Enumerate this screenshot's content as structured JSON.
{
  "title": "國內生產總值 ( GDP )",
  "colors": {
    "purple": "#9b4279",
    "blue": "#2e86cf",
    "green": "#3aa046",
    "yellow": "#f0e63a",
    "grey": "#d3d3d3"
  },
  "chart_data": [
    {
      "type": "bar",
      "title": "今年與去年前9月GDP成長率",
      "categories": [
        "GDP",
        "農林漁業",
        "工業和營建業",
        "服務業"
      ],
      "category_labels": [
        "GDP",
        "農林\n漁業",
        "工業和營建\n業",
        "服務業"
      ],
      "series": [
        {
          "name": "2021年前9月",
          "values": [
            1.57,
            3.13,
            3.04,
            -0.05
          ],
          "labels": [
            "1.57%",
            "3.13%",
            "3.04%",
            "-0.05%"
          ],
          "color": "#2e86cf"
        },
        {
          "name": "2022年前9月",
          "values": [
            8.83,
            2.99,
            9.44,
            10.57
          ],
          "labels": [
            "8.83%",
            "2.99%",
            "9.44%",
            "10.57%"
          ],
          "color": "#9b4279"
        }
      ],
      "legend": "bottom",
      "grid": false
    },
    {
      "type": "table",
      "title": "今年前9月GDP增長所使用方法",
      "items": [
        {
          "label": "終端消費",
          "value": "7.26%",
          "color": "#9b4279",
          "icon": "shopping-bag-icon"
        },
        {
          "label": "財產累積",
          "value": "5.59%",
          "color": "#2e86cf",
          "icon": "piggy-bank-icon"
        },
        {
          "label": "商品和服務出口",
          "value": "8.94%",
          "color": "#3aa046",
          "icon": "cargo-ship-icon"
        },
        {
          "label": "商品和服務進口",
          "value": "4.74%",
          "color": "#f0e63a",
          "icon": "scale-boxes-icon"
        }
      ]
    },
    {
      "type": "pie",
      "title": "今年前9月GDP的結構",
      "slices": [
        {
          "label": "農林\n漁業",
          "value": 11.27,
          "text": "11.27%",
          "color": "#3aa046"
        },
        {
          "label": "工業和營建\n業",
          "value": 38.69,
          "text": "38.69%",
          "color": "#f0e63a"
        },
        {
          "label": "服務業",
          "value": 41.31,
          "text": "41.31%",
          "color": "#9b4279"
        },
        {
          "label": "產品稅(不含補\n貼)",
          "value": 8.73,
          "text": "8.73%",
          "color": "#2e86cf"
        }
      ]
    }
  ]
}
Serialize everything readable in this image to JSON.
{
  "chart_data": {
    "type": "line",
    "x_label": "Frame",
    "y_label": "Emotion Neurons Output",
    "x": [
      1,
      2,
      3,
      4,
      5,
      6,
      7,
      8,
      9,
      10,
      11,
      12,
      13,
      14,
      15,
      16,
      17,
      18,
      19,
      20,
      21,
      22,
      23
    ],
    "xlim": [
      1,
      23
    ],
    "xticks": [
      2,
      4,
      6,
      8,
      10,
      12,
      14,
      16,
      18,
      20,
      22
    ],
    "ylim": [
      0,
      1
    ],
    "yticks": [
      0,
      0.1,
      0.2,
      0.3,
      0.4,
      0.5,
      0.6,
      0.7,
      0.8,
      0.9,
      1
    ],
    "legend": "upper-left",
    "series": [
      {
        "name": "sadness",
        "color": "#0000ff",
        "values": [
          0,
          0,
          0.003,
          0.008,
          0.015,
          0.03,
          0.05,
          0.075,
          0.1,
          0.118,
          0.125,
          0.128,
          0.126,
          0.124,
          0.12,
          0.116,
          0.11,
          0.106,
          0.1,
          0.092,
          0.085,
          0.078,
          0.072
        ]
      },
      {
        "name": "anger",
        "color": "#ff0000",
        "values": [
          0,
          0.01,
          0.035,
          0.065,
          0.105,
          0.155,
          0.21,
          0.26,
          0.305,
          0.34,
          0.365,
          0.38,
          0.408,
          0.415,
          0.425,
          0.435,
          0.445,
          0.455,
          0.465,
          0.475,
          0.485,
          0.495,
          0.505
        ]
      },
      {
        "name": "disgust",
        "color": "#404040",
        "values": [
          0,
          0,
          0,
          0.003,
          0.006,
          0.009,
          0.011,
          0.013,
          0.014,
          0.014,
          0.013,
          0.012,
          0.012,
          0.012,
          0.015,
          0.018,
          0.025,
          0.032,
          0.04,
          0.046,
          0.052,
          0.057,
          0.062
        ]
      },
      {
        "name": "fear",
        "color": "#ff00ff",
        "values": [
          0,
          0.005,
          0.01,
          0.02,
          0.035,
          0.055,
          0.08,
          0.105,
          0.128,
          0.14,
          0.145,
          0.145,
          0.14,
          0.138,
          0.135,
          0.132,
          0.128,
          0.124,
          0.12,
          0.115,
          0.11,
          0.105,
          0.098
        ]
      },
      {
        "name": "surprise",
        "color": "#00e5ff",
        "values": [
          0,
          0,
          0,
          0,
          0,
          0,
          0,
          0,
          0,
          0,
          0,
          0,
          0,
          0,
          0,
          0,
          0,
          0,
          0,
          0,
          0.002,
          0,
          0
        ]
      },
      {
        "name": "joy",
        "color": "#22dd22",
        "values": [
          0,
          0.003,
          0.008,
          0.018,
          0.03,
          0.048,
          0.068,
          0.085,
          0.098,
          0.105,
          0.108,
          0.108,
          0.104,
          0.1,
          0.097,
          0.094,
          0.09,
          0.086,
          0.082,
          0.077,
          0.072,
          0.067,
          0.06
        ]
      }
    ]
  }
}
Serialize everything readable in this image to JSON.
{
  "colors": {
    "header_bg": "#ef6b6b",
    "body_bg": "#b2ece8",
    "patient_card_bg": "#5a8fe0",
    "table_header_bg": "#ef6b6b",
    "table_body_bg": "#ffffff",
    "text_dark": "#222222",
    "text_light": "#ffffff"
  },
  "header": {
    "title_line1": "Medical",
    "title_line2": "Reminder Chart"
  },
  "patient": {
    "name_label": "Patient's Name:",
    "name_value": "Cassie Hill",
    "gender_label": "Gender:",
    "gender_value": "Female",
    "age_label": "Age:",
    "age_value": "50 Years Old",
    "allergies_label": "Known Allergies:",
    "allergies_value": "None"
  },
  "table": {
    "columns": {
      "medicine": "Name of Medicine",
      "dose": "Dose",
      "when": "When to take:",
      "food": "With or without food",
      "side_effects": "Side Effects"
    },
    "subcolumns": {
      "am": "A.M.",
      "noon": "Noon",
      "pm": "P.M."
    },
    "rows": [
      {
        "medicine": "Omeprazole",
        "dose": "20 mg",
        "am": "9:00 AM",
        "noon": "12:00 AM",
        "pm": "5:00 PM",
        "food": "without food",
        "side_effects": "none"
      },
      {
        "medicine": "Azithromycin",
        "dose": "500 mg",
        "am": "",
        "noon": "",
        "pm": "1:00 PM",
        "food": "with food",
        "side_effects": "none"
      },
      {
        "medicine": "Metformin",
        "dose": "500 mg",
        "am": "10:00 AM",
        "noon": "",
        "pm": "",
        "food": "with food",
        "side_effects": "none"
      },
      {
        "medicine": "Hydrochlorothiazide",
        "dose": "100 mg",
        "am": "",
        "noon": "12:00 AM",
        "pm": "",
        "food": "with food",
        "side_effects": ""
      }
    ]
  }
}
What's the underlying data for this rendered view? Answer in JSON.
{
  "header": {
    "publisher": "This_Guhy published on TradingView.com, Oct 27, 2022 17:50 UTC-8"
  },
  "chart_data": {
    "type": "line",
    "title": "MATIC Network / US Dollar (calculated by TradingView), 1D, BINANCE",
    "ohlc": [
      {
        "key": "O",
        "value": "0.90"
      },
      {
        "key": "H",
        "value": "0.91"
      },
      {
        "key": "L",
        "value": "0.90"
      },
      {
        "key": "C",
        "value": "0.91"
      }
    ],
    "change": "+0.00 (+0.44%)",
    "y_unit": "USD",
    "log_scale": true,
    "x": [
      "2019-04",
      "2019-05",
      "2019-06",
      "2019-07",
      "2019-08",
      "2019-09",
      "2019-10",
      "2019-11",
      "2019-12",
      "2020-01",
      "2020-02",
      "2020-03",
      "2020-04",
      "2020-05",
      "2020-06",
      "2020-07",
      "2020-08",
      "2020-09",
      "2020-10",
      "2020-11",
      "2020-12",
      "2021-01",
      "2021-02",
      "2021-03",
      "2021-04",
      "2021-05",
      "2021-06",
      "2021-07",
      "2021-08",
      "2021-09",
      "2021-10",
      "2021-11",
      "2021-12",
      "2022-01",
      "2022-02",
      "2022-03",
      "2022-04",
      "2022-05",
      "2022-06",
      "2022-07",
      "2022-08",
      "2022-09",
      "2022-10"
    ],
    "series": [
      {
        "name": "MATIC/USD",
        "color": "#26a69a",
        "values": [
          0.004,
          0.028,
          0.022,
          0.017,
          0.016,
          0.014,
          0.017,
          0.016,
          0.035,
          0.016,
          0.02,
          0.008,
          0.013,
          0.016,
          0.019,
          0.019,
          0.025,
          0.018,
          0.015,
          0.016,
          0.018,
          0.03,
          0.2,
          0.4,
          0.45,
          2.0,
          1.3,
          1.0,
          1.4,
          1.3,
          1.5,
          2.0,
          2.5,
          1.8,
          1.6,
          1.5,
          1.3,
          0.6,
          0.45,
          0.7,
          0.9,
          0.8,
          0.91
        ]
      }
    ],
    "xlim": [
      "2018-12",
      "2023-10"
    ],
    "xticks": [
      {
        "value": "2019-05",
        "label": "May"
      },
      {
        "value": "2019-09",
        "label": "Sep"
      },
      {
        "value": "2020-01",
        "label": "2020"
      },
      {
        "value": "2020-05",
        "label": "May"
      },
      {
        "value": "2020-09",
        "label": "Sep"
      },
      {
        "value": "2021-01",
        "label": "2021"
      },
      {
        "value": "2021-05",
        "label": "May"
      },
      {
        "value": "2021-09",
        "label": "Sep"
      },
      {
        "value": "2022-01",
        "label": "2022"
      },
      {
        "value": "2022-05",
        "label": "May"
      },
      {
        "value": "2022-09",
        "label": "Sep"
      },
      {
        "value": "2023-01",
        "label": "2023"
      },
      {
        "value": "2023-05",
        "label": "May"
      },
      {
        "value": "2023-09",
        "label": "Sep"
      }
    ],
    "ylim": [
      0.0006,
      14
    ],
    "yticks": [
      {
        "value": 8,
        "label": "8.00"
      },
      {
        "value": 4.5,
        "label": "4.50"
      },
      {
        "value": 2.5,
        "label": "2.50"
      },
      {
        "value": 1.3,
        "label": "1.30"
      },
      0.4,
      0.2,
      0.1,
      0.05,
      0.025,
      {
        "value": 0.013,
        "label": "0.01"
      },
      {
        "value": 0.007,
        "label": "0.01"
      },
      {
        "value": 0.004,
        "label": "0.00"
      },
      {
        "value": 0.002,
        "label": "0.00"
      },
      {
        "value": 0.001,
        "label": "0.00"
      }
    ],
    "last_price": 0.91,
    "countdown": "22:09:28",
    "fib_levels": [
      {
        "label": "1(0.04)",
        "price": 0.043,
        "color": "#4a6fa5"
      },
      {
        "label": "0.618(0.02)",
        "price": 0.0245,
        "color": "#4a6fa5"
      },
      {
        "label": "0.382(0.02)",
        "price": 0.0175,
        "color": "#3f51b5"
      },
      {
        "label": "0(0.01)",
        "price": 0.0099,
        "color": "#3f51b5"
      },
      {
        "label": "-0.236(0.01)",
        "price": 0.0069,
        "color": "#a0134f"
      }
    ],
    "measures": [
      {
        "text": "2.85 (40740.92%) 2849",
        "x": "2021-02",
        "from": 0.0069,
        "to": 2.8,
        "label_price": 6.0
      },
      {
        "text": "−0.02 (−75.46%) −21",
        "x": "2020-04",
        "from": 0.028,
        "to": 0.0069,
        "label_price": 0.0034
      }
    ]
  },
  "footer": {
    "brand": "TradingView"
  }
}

=====

### [What is needed]
Which lines in the listing above hold the word "without"? Show each of them.

### [Response]
      "food": "With or without food",
        "food": "without food",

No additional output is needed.